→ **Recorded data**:

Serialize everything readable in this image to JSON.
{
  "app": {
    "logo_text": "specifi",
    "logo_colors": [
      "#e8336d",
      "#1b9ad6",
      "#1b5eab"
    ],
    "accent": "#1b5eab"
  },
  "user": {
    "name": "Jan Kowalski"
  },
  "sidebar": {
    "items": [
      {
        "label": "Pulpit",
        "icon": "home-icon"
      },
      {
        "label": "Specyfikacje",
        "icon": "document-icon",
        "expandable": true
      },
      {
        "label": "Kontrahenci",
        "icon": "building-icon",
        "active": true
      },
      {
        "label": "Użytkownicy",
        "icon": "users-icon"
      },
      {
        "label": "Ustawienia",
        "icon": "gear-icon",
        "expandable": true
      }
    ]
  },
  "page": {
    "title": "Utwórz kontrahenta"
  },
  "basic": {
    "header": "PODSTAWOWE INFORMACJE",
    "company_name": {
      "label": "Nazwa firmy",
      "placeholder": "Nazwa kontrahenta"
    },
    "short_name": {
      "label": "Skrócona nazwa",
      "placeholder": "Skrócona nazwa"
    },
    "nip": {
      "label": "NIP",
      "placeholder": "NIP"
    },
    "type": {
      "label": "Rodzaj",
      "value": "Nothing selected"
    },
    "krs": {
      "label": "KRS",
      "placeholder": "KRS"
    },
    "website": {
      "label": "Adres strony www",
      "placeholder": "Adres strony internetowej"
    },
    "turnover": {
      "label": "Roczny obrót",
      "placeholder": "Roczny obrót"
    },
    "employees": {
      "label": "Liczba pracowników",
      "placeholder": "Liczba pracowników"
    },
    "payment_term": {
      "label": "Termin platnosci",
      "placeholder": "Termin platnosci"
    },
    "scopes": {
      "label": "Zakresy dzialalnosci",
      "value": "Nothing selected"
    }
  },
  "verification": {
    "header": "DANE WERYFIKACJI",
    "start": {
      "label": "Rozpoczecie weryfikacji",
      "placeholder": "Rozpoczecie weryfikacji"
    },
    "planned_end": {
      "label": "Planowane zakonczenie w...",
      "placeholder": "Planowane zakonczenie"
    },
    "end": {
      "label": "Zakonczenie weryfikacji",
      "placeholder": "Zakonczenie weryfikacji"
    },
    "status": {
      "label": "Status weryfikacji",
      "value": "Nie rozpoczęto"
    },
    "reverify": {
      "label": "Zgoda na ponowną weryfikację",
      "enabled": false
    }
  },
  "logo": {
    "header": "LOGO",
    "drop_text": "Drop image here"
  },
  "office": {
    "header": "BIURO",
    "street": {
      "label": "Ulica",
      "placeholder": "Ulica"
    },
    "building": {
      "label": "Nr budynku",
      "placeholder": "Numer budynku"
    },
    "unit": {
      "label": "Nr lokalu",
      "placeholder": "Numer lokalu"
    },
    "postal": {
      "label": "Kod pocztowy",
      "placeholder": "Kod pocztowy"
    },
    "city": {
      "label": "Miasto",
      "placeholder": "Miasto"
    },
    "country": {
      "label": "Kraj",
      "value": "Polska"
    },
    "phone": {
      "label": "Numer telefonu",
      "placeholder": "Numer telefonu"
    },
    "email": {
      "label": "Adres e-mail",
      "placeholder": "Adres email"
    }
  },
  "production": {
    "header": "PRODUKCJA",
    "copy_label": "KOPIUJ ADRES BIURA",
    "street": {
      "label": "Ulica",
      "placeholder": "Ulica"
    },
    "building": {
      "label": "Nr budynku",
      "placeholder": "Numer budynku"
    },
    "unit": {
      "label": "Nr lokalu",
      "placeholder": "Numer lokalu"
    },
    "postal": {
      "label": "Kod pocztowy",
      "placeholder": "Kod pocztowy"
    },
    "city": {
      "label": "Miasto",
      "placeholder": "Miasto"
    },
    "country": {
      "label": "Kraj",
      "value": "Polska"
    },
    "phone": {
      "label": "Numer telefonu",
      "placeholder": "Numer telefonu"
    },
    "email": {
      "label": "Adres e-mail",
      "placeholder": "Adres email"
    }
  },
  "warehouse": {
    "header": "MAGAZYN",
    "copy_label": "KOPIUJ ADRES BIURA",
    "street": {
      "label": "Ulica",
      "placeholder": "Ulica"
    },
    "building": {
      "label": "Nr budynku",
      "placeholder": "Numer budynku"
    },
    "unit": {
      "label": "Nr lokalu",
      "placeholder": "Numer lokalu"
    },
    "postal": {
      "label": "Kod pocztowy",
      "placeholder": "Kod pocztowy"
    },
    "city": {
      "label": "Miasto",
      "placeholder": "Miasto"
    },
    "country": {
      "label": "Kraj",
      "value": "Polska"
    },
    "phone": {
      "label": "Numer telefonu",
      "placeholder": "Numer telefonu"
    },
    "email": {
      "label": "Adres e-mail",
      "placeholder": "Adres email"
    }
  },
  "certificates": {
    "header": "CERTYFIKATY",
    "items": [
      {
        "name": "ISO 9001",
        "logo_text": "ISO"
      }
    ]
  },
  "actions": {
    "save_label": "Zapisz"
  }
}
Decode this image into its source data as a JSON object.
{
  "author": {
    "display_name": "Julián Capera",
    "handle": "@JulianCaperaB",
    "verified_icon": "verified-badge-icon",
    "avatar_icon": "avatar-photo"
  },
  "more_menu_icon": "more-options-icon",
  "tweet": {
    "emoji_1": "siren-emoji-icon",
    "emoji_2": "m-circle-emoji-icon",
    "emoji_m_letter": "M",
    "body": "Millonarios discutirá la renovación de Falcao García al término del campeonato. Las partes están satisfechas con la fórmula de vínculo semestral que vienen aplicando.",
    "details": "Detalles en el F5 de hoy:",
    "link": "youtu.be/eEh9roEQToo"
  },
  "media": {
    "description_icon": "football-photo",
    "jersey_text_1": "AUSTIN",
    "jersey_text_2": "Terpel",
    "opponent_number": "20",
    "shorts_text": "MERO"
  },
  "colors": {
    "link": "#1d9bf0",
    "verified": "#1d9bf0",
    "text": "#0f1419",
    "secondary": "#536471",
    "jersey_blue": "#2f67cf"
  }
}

→ **Task prompt**:
Using the records above, select and copy every line that has the word "Skrócona".

→ **Task response**:
      "label": "Skrócona nazwa",
      "placeholder": "Skrócona nazwa"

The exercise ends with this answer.